:: GOAL ::
Reproduce the data in its entirety, exactly as supplied.

:: INFORMATION GIVEN ::
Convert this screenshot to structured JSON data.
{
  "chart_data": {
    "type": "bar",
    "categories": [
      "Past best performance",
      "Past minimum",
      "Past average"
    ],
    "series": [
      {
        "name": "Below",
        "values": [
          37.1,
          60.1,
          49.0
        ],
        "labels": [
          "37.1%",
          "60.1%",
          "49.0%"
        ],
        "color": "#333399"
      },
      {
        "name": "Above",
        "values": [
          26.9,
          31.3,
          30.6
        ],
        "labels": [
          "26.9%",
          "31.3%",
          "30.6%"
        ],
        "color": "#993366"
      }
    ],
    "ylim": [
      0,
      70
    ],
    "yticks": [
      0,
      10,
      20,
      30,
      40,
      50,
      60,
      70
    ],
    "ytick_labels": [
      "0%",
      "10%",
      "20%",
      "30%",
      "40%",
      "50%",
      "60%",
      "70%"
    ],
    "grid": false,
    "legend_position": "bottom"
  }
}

:: THE OUTPUT ::
Convert this screenshot to structured JSON data.
{
  "chart_data": {
    "type": "bar",
    "categories": [
      "Past best performance",
      "Past minimum",
      "Past average"
    ],
    "series": [
      {
        "name": "Below",
        "values": [
          37.1,
          60.1,
          49.0
        ],
        "labels": [
          "37.1%",
          "60.1%",
          "49.0%"
        ],
        "color": "#333399"
      },
      {
        "name": "Above",
        "values": [
          26.9,
          31.3,
          30.6
        ],
        "labels": [
          "26.9%",
          "31.3%",
          "30.6%"
        ],
        "color": "#993366"
      }
    ],
    "ylim": [
      0,
      70
    ],
    "yticks": [
      0,
      10,
      20,
      30,
      40,
      50,
      60,
      70
    ],
    "ytick_labels": [
      "0%",
      "10%",
      "20%",
      "30%",
      "40%",
      "50%",
      "60%",
      "70%"
    ],
    "grid": false,
    "legend_position": "bottom"
  }
}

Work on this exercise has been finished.